What the task requires:
Copy every line of the following data that includes the string "населенных".

* begin Data for this task *

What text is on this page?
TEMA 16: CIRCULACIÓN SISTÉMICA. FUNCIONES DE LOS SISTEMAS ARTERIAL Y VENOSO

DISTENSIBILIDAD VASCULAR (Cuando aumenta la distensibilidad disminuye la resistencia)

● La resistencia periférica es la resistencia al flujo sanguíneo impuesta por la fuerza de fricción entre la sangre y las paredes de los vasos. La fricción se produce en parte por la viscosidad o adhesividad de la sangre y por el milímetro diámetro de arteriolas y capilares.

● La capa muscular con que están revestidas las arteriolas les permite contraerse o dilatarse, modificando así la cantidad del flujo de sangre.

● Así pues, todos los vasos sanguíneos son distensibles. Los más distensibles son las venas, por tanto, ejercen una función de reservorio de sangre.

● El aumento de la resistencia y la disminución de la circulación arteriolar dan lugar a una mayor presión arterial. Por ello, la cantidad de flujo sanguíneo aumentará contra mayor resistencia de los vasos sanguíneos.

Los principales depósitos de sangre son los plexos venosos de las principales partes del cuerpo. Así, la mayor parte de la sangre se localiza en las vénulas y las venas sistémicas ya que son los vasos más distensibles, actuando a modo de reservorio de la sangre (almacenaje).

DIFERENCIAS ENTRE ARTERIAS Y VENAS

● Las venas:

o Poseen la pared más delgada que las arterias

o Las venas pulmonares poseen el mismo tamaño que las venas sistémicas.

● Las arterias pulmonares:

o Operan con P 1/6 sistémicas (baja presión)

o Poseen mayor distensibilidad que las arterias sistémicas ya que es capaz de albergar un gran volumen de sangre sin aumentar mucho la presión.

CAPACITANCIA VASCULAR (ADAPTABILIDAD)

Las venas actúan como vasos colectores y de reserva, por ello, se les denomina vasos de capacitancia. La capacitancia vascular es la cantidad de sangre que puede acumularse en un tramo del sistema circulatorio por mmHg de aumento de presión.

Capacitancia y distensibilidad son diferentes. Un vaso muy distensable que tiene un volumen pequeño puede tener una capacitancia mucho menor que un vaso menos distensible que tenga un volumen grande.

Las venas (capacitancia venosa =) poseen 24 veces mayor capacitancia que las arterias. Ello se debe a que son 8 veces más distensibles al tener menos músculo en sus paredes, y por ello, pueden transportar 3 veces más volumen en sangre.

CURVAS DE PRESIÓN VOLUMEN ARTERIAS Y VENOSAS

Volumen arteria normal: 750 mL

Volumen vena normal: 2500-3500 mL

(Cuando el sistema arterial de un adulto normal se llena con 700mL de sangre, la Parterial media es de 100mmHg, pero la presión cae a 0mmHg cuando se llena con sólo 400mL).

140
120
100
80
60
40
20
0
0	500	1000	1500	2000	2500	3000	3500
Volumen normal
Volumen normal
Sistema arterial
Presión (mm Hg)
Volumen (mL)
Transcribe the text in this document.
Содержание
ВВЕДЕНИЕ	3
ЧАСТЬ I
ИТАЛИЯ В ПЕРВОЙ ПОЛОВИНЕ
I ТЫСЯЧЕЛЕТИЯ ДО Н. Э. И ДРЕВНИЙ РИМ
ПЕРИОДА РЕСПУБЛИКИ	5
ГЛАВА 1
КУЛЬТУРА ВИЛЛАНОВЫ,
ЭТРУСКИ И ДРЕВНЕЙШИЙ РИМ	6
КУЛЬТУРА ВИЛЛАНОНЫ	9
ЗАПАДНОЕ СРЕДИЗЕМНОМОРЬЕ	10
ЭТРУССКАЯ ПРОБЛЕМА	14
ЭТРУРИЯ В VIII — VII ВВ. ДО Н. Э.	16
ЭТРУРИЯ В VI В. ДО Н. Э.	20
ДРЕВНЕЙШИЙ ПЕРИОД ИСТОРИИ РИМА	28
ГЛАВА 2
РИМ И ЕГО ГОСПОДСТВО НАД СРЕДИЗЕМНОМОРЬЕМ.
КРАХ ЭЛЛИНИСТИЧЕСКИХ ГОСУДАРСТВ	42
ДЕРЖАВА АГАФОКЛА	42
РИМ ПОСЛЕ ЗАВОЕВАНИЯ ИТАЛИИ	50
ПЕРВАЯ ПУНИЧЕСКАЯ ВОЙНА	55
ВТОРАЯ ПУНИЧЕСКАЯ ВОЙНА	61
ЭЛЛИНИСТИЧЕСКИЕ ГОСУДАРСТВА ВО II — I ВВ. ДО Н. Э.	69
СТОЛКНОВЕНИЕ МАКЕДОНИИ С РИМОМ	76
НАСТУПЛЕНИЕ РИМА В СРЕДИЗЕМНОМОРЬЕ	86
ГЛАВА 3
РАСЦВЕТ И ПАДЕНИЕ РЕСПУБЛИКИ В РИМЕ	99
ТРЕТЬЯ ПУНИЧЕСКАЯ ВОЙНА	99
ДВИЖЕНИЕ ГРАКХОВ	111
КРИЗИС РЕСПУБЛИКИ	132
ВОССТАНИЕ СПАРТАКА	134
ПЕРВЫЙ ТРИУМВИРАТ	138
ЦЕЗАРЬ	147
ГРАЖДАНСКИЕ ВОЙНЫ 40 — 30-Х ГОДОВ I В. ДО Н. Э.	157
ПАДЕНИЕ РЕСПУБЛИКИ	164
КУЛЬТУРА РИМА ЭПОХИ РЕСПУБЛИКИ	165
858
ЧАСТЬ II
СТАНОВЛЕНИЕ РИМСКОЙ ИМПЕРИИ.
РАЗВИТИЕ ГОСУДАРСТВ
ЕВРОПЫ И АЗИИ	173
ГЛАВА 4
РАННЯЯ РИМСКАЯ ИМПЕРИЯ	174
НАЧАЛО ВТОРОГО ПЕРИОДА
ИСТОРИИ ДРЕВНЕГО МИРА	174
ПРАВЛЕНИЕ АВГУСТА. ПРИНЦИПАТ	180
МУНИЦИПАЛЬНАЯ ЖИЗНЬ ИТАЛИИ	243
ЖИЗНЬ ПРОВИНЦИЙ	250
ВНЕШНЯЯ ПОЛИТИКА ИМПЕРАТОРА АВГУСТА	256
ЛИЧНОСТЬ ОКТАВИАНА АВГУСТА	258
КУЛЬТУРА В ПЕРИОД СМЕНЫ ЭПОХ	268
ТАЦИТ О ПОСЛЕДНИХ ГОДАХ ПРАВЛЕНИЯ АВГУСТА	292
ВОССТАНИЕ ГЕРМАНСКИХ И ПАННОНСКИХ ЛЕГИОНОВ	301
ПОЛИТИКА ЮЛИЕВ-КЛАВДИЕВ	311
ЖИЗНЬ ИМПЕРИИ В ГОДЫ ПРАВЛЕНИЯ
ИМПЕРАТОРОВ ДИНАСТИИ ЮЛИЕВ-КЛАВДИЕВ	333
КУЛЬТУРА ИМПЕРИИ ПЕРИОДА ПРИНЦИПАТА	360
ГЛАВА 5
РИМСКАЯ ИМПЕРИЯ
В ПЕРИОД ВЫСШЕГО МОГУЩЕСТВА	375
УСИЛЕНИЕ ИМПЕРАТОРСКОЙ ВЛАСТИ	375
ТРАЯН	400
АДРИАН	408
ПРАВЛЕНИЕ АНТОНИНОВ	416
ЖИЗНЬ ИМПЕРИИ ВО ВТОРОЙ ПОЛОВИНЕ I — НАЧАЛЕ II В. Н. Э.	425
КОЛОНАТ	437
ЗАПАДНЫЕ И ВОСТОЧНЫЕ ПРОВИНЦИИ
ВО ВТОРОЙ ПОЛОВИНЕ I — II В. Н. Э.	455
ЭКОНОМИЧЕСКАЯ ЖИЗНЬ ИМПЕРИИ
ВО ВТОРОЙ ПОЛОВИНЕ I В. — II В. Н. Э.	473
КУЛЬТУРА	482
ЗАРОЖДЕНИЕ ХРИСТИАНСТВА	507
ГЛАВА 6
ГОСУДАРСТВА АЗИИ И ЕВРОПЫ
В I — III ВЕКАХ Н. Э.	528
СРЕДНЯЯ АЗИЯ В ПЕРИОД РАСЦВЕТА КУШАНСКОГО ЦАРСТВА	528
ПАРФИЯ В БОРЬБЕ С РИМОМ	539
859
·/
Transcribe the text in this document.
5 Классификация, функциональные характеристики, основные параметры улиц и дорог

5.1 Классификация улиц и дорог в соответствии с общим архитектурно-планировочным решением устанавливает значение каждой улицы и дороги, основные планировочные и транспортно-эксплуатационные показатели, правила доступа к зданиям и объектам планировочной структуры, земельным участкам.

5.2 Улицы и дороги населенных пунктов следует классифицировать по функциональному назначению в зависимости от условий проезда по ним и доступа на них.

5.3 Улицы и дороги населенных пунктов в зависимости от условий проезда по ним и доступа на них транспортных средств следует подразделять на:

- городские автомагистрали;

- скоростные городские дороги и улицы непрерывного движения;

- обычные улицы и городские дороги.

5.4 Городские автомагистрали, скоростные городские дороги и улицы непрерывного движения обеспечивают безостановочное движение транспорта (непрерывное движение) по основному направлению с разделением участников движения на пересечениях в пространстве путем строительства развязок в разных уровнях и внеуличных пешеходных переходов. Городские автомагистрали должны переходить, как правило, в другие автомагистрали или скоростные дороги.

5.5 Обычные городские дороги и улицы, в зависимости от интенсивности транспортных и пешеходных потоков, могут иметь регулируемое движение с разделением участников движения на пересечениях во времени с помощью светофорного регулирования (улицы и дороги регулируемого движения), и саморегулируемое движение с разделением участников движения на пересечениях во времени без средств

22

* end Data for this task *

Exercise response:
5.2 Улицы и дороги населенных пунктов следует классифицировать по функциональному назначению в зависимости от условий проезда по ним и доступа на них.
5.3 Улицы и дороги населенных пунктов в зависимости от условий проезда по ним и доступа на них транспортных средств следует подразделять на:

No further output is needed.